**What to work on**
Below are entries. Pull out all lines containing "left".

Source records
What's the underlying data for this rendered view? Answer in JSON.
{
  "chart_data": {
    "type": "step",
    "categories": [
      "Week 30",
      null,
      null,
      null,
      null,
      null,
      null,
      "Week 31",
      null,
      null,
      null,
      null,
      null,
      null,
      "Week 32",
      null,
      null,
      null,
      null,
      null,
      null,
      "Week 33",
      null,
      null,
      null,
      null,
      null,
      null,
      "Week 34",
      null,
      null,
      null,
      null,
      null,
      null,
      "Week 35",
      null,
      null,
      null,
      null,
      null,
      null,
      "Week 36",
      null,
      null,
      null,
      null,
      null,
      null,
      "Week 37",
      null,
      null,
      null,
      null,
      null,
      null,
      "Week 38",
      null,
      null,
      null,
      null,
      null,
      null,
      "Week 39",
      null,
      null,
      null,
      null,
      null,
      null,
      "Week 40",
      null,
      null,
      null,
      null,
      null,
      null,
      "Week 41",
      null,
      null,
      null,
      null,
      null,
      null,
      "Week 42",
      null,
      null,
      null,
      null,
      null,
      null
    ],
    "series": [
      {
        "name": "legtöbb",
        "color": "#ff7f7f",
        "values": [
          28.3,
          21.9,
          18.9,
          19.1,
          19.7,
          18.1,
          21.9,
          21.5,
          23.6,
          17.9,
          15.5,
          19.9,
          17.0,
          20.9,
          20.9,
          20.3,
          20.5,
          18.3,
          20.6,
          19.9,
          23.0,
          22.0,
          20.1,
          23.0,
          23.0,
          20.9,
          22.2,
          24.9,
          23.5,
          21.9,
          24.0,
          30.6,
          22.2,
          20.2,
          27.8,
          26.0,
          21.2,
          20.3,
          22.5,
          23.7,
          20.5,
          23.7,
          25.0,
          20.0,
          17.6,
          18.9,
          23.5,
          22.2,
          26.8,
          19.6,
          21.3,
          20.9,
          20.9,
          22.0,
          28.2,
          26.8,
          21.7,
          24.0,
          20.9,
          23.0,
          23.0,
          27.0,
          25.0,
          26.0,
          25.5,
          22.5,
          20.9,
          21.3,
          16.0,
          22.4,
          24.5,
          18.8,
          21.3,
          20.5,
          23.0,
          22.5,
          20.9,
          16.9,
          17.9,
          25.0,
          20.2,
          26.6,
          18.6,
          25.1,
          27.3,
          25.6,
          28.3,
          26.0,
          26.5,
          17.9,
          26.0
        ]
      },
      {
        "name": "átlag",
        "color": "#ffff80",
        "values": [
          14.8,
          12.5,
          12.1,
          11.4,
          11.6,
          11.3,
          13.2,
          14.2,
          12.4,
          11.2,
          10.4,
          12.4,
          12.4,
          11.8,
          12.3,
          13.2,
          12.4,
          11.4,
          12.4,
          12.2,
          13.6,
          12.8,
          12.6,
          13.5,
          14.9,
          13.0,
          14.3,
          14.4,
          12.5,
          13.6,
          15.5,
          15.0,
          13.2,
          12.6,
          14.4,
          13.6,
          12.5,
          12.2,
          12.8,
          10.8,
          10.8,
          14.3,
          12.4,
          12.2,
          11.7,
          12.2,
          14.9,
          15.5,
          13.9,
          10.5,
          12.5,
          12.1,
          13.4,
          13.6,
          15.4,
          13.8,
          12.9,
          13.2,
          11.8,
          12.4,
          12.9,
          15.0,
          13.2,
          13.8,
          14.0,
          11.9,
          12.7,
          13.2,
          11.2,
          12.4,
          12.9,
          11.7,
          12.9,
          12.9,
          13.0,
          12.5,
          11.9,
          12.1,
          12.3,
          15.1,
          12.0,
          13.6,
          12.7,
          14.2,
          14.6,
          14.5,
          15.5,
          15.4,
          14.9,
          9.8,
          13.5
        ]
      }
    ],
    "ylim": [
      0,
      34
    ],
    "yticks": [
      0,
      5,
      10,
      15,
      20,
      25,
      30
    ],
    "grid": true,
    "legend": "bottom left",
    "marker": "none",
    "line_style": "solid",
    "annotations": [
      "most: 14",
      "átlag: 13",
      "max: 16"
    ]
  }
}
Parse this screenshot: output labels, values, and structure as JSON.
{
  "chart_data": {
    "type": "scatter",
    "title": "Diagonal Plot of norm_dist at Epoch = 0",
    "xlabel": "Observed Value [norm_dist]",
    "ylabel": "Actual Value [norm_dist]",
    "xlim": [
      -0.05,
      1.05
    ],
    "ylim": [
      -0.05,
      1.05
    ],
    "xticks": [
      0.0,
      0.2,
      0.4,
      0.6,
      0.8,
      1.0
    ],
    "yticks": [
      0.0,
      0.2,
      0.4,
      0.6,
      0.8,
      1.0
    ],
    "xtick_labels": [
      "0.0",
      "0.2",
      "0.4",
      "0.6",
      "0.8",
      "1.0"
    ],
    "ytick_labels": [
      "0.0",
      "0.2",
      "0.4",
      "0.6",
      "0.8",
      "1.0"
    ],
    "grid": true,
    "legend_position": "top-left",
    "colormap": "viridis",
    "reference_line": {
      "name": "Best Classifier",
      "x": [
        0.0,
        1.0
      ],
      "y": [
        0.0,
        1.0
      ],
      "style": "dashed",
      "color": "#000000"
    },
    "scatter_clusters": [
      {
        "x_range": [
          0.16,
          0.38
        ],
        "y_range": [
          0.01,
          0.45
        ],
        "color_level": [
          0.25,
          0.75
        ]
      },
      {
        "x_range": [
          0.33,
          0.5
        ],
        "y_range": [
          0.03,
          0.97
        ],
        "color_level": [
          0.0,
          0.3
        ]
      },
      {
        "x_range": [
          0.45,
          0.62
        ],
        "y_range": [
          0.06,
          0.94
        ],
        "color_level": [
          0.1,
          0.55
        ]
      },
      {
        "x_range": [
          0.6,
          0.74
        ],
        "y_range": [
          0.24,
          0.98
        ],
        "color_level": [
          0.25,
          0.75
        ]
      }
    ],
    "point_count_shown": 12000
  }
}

**Solution to this problem**
    "legend": "bottom left",
    "legend_position": "top-left",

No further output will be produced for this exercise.